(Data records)
.....
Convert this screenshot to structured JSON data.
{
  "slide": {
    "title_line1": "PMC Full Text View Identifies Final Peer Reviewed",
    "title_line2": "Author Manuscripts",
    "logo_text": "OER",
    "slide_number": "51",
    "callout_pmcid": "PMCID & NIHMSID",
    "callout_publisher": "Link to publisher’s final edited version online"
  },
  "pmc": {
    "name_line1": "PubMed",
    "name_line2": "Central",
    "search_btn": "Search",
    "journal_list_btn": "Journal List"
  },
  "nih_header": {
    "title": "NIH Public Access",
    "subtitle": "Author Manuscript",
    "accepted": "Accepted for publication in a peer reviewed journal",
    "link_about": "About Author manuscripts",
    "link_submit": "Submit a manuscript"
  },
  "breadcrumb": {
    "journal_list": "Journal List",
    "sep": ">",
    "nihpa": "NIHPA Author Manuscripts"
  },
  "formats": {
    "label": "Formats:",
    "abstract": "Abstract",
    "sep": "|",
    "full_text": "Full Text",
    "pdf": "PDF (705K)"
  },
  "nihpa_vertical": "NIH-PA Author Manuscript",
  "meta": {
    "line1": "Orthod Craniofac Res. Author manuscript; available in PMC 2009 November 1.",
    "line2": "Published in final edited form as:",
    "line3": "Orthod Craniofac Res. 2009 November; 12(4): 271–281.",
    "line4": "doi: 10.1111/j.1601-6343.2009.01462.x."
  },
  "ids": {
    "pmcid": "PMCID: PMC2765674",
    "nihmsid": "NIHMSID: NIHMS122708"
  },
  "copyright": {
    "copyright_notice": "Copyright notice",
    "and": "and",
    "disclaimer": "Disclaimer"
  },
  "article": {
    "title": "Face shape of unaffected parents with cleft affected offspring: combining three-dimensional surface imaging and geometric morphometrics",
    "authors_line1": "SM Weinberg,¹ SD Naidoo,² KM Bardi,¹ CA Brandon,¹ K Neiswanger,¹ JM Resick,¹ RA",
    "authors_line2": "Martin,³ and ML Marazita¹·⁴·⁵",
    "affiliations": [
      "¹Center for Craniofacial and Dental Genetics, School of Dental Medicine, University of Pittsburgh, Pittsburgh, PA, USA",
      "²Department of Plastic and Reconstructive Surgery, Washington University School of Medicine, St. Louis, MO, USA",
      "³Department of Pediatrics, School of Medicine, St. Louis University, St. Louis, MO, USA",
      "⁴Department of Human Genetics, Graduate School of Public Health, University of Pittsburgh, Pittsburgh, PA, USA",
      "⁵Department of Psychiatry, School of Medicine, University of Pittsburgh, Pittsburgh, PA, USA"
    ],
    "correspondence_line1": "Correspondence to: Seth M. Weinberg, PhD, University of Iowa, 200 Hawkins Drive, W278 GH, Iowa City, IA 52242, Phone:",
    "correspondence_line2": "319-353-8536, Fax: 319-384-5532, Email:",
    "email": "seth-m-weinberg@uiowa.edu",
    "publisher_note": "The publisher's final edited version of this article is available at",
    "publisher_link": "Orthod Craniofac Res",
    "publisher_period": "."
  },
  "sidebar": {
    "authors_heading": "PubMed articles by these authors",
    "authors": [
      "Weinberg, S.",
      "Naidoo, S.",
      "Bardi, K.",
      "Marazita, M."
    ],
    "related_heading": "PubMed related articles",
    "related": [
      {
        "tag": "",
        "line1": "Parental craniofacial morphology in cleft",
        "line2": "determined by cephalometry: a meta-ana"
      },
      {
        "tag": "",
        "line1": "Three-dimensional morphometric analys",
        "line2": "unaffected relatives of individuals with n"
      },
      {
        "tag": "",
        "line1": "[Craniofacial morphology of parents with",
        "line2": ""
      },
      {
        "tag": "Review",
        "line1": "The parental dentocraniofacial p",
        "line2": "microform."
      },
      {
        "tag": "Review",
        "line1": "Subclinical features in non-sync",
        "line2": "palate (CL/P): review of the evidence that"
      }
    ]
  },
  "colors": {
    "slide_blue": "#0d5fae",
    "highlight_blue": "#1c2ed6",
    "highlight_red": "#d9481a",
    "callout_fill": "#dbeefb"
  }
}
.....
### Request
Set every line of the listing down word for word.

### Response
Convert this screenshot to structured JSON data.
{
  "slide": {
    "title_line1": "PMC Full Text View Identifies Final Peer Reviewed",
    "title_line2": "Author Manuscripts",
    "logo_text": "OER",
    "slide_number": "51",
    "callout_pmcid": "PMCID & NIHMSID",
    "callout_publisher": "Link to publisher’s final edited version online"
  },
  "pmc": {
    "name_line1": "PubMed",
    "name_line2": "Central",
    "search_btn": "Search",
    "journal_list_btn": "Journal List"
  },
  "nih_header": {
    "title": "NIH Public Access",
    "subtitle": "Author Manuscript",
    "accepted": "Accepted for publication in a peer reviewed journal",
    "link_about": "About Author manuscripts",
    "link_submit": "Submit a manuscript"
  },
  "breadcrumb": {
    "journal_list": "Journal List",
    "sep": ">",
    "nihpa": "NIHPA Author Manuscripts"
  },
  "formats": {
    "label": "Formats:",
    "abstract": "Abstract",
    "sep": "|",
    "full_text": "Full Text",
    "pdf": "PDF (705K)"
  },
  "nihpa_vertical": "NIH-PA Author Manuscript",
  "meta": {
    "line1": "Orthod Craniofac Res. Author manuscript; available in PMC 2009 November 1.",
    "line2": "Published in final edited form as:",
    "line3": "Orthod Craniofac Res. 2009 November; 12(4): 271–281.",
    "line4": "doi: 10.1111/j.1601-6343.2009.01462.x."
  },
  "ids": {
    "pmcid": "PMCID: PMC2765674",
    "nihmsid": "NIHMSID: NIHMS122708"
  },
  "copyright": {
    "copyright_notice": "Copyright notice",
    "and": "and",
    "disclaimer": "Disclaimer"
  },
  "article": {
    "title": "Face shape of unaffected parents with cleft affected offspring: combining three-dimensional surface imaging and geometric morphometrics",
    "authors_line1": "SM Weinberg,¹ SD Naidoo,² KM Bardi,¹ CA Brandon,¹ K Neiswanger,¹ JM Resick,¹ RA",
    "authors_line2": "Martin,³ and ML Marazita¹·⁴·⁵",
    "affiliations": [
      "¹Center for Craniofacial and Dental Genetics, School of Dental Medicine, University of Pittsburgh, Pittsburgh, PA, USA",
      "²Department of Plastic and Reconstructive Surgery, Washington University School of Medicine, St. Louis, MO, USA",
      "³Department of Pediatrics, School of Medicine, St. Louis University, St. Louis, MO, USA",
      "⁴Department of Human Genetics, Graduate School of Public Health, University of Pittsburgh, Pittsburgh, PA, USA",
      "⁵Department of Psychiatry, School of Medicine, University of Pittsburgh, Pittsburgh, PA, USA"
    ],
    "correspondence_line1": "Correspondence to: Seth M. Weinberg, PhD, University of Iowa, 200 Hawkins Drive, W278 GH, Iowa City, IA 52242, Phone:",
    "correspondence_line2": "319-353-8536, Fax: 319-384-5532, Email:",
    "email": "seth-m-weinberg@uiowa.edu",
    "publisher_note": "The publisher's final edited version of this article is available at",
    "publisher_link": "Orthod Craniofac Res",
    "publisher_period": "."
  },
  "sidebar": {
    "authors_heading": "PubMed articles by these authors",
    "authors": [
      "Weinberg, S.",
      "Naidoo, S.",
      "Bardi, K.",
      "Marazita, M."
    ],
    "related_heading": "PubMed related articles",
    "related": [
      {
        "tag": "",
        "line1": "Parental craniofacial morphology in cleft",
        "line2": "determined by cephalometry: a meta-ana"
      },
      {
        "tag": "",
        "line1": "Three-dimensional morphometric analys",
        "line2": "unaffected relatives of individuals with n"
      },
      {
        "tag": "",
        "line1": "[Craniofacial morphology of parents with",
        "line2": ""
      },
      {
        "tag": "Review",
        "line1": "The parental dentocraniofacial p",
        "line2": "microform."
      },
      {
        "tag": "Review",
        "line1": "Subclinical features in non-sync",
        "line2": "palate (CL/P): review of the evidence that"
      }
    ]
  },
  "colors": {
    "slide_blue": "#0d5fae",
    "highlight_blue": "#1c2ed6",
    "highlight_red": "#d9481a",
    "callout_fill": "#dbeefb"
  }
}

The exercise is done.